## Selected text

# # # # # # #

Wii's online digital store is about to become an open shop. Nintendo's (OTC: NTDOY.PK) next-generation gaming platform is looking to share the fat margin wealth of digital delivery to aspiring game developers with its WiiWare initiative.

Over the past few months, Nintendo has been loading its virtual storefront with throwback classics, priced for as little as $5 a download. There is no physical inventory to stock, products to ship, or retailer returns to worry about. Beyond the small cost of delivering the game files, transactions are mostly gravy.

Nintendo isn't the first video game maker to cash in on the magic of digital delivery. Microsoft's (NASDAQ:MSFT) Xbox set the standard with its Xbox Live interface. Sony (NYSE:SNE) also isn't going to let the opportunity get away. In fact, Sony and Microsoft are shifting to fatter hard drives to store even more games, music, and video content that they will actively peddle in the future.

Microsoft has already moved to sell game enhancements to existing titles through Xbox Live. It's a revenue channel so lucrative that Microsoft will pay $50 million to Take-Two Interactive (NASDAQ:TTWO) for a pair of follow-up episodes to the upcoming Grand Theft Auto IV game.

# # # # # # #

(Image layout annotations)

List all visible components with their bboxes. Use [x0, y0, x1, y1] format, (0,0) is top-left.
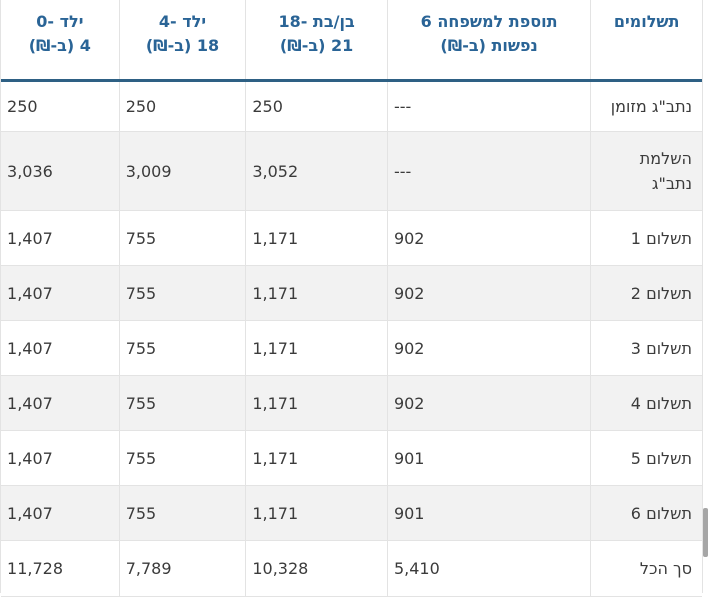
scrollbar-thumb[interactable]	[703, 508, 708, 557]
row-label: תשלום 4	[590, 376, 702, 430]
cell-family-supplement: ---	[386, 82, 590, 131]
cell-teen-18-21: 1,171	[245, 321, 387, 375]
cell-child-0-4: 1,407	[7, 448, 53, 468]
row-label: נתב"ג מזומן	[590, 82, 702, 131]
cell-child-4-18: 755	[118, 211, 246, 265]
cell-family-supplement: ---	[386, 132, 590, 210]
cell-child-0-4: 1,407	[7, 228, 53, 248]
column-header-teen-18-21: בן/בת -18 21 (ב-₪)	[245, 0, 387, 79]
cell-child-0-4: 3,036	[7, 161, 53, 181]
column-header-payments: תשלומים	[590, 0, 702, 79]
cell-child-4-18: 755	[118, 321, 246, 375]
cell-family-supplement: 902	[386, 211, 590, 265]
table-row: תשלום 6 901 1,171 755 1,407	[1, 486, 702, 541]
column-header-family-supplement: תוספת למשפחה 6 נפשות (ב-₪)	[386, 0, 590, 79]
table-row: תשלום 3 902 1,171 755 1,407	[1, 321, 702, 376]
cell-child-0-4: 1,407	[7, 283, 53, 303]
cell-child-4-18: 7,789	[118, 541, 246, 596]
row-label-total: סך הכל	[590, 541, 702, 596]
cell-child-4-18: 755	[118, 376, 246, 430]
cell-teen-18-21: 1,171	[245, 431, 387, 485]
cell-child-4-18: 3,009	[118, 132, 246, 210]
cell-family-supplement: 5,410	[386, 541, 590, 596]
table-row: תשלום 1 902 1,171 755 1,407	[1, 211, 702, 266]
cell-teen-18-21: 3,052	[245, 132, 387, 210]
cell-family-supplement: 901	[386, 431, 590, 485]
table-row: תשלום 5 901 1,171 755 1,407	[1, 431, 702, 486]
column-header-line: נפשות (ב-₪)	[440, 36, 538, 55]
cell-child-0-4: 11,728	[7, 559, 63, 578]
cell-teen-18-21: 1,171	[245, 376, 387, 430]
scrollbar-track	[703, 0, 708, 593]
row-label: השלמת נתב"ג	[590, 132, 702, 210]
column-header-line: ילד -0	[36, 12, 84, 31]
table-row: נתב"ג מזומן --- 250 250 250	[1, 82, 702, 132]
column-header-line: תשלומים	[613, 12, 680, 31]
row-label: תשלום 5	[590, 431, 702, 485]
cell-family-supplement: 902	[386, 321, 590, 375]
table-row: תשלום 2 902 1,171 755 1,407	[1, 266, 702, 321]
cell-child-0-4: 1,407	[7, 393, 53, 413]
row-label: תשלום 6	[590, 486, 702, 540]
cell-teen-18-21: 1,171	[245, 266, 387, 320]
cell-child-4-18: 755	[118, 486, 246, 540]
column-header-line: 4 (ב-₪)	[28, 36, 91, 55]
table-row-total: סך הכל 5,410 10,328 7,789 11,728	[1, 541, 702, 597]
cell-child-0-4: 1,407	[7, 503, 53, 523]
cell-family-supplement: 901	[386, 486, 590, 540]
row-label: תשלום 3	[590, 321, 702, 375]
cell-teen-18-21: 250	[245, 82, 387, 131]
row-label: תשלום 2	[590, 266, 702, 320]
row-label: תשלום 1	[590, 211, 702, 265]
column-header-line: בן/בת -18	[278, 12, 355, 31]
cell-teen-18-21: 1,171	[245, 211, 387, 265]
column-header-line: תוספת למשפחה 6	[420, 12, 558, 31]
table-row: השלמת נתב"ג --- 3,052 3,009 3,036	[1, 132, 702, 211]
column-header-line: 21 (ב-₪)	[279, 36, 354, 55]
cell-child-4-18: 250	[118, 82, 246, 131]
cell-teen-18-21: 1,171	[245, 486, 387, 540]
cell-child-0-4: 250	[7, 97, 38, 116]
column-header-child-0-4: ילד -0 4 (ב-₪)	[1, 0, 119, 79]
cell-family-supplement: 902	[386, 266, 590, 320]
cell-child-0-4: 1,407	[7, 338, 53, 358]
table-row: תשלום 4 902 1,171 755 1,407	[1, 376, 702, 431]
cell-child-4-18: 755	[118, 266, 246, 320]
cell-teen-18-21: 10,328	[245, 541, 387, 596]
table-header-row: תשלומים תוספת למשפחה 6 נפשות (ב-₪) בן/בת…	[1, 0, 702, 82]
column-header-child-4-18: ילד -4 18 (ב-₪)	[118, 0, 246, 79]
cell-child-4-18: 755	[118, 431, 246, 485]
cell-family-supplement: 902	[386, 376, 590, 430]
column-header-line: 18 (ב-₪)	[145, 36, 220, 55]
column-header-line: ילד -4	[158, 12, 207, 31]
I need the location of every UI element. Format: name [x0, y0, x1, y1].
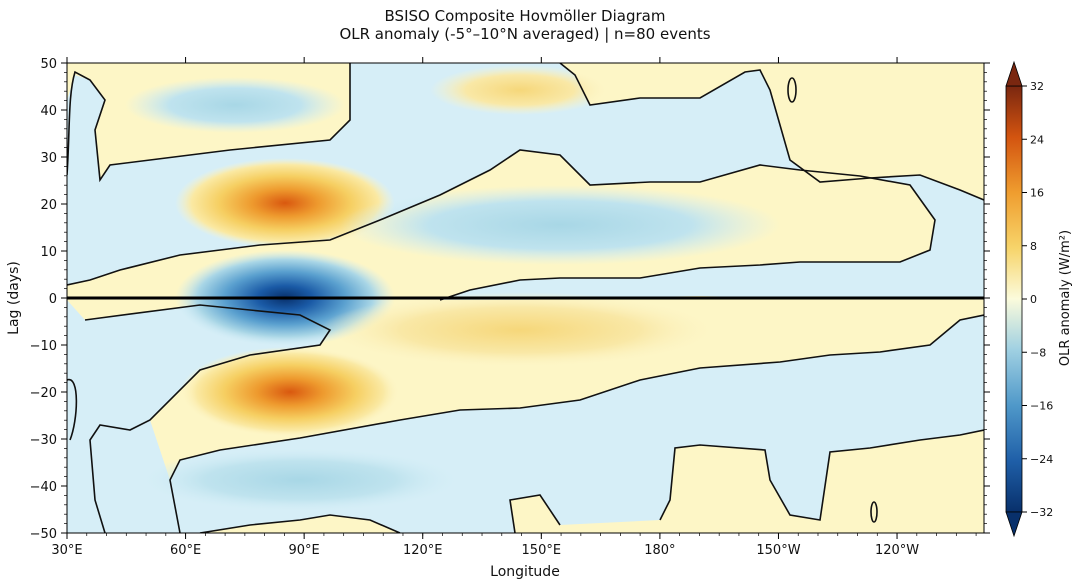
y-tick-label: −40	[30, 480, 57, 495]
x-tick-label: 90°E	[289, 543, 320, 558]
y-tick-label: 50	[40, 57, 57, 72]
x-axis: 30°E 60°E 90°E 120°E 150°E 180° 150°W 120°W	[51, 57, 977, 558]
colorbar-tick-label: 0	[1030, 293, 1037, 306]
y-tick-label: −20	[30, 386, 57, 401]
plot-area	[67, 63, 984, 533]
neg-anomaly-east-upper	[340, 185, 780, 265]
y-axis: 50 40 30 20 10 0 −10 −20 −30 −40 −50	[30, 57, 990, 542]
colorbar-tick-label: 32	[1030, 80, 1044, 93]
y-tick-label: −50	[30, 527, 57, 542]
neg-anomaly-top	[125, 77, 345, 133]
x-tick-label: 150°W	[756, 543, 800, 558]
pos-anomaly-lag	[180, 347, 400, 437]
y-tick-label: 10	[40, 245, 57, 260]
colorbar-tick-label: 24	[1030, 133, 1044, 146]
y-tick-label: 20	[40, 198, 57, 213]
pos-anomaly-lead	[175, 158, 395, 248]
x-tick-label: 150°E	[522, 543, 562, 558]
pos-anomaly-upper-east	[430, 65, 610, 115]
positive-region-lower	[67, 430, 984, 533]
y-axis-title: Lag (days)	[6, 261, 22, 335]
y-tick-label: 30	[40, 151, 57, 166]
colorbar-tick-label: −16	[1030, 400, 1053, 413]
x-axis-title: Longitude	[490, 564, 560, 580]
colorbar-tick-label: 16	[1030, 187, 1044, 200]
y-tick-label: −30	[30, 433, 57, 448]
pos-anomaly-east	[320, 292, 720, 368]
x-tick-label: 180°	[644, 543, 675, 558]
x-tick-label: 120°E	[403, 543, 443, 558]
colorbar-title: OLR anomaly (W/m²)	[1058, 230, 1073, 366]
colorbar-tick-label: −32	[1030, 506, 1053, 519]
x-tick-label: 120°W	[875, 543, 919, 558]
colorbar-ticks: 32 24 16 8 0 −8 −16 −24 −32	[1022, 80, 1053, 519]
colorbar-extend-bottom	[1005, 511, 1023, 538]
y-tick-label: 40	[40, 104, 57, 119]
chart-subtitle: OLR anomaly (-5°–10°N averaged) | n=80 e…	[339, 25, 710, 43]
zero-contours	[67, 63, 984, 533]
colorbar-tick-label: 8	[1030, 240, 1037, 253]
y-tick-label: −10	[30, 339, 57, 354]
chart-title: BSISO Composite Hovmöller Diagram	[385, 7, 666, 25]
y-tick-label: 0	[49, 292, 57, 307]
colorbar-tick-label: −8	[1030, 346, 1046, 359]
x-tick-label: 30°E	[51, 543, 82, 558]
colorbar-extend-top	[1005, 60, 1023, 87]
colorbar-tick-label: −24	[1030, 453, 1053, 466]
colorbar: 32 24 16 8 0 −8 −16 −24 −32 OLR anomaly (W/m²)	[1005, 60, 1073, 538]
colorbar-bar	[1005, 85, 1023, 513]
neg-anomaly-lower	[140, 448, 460, 512]
x-tick-label: 60°E	[170, 543, 201, 558]
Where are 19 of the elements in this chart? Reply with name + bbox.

# # # # # # #

## Job
Please answer these questions using the article on digital game delivery:
1. What is the name of Nintendo's initiative for aspiring game developers?
2. What is the lowest price given for a download of Nintendo's throwback classics?
3. How much will Microsoft pay Take-Two Interactive, and for what?

## Exercise answer
1. WiiWare
2. $5
3. $50 million, for a pair of follow-up episodes to the upcoming Grand Theft Auto IV game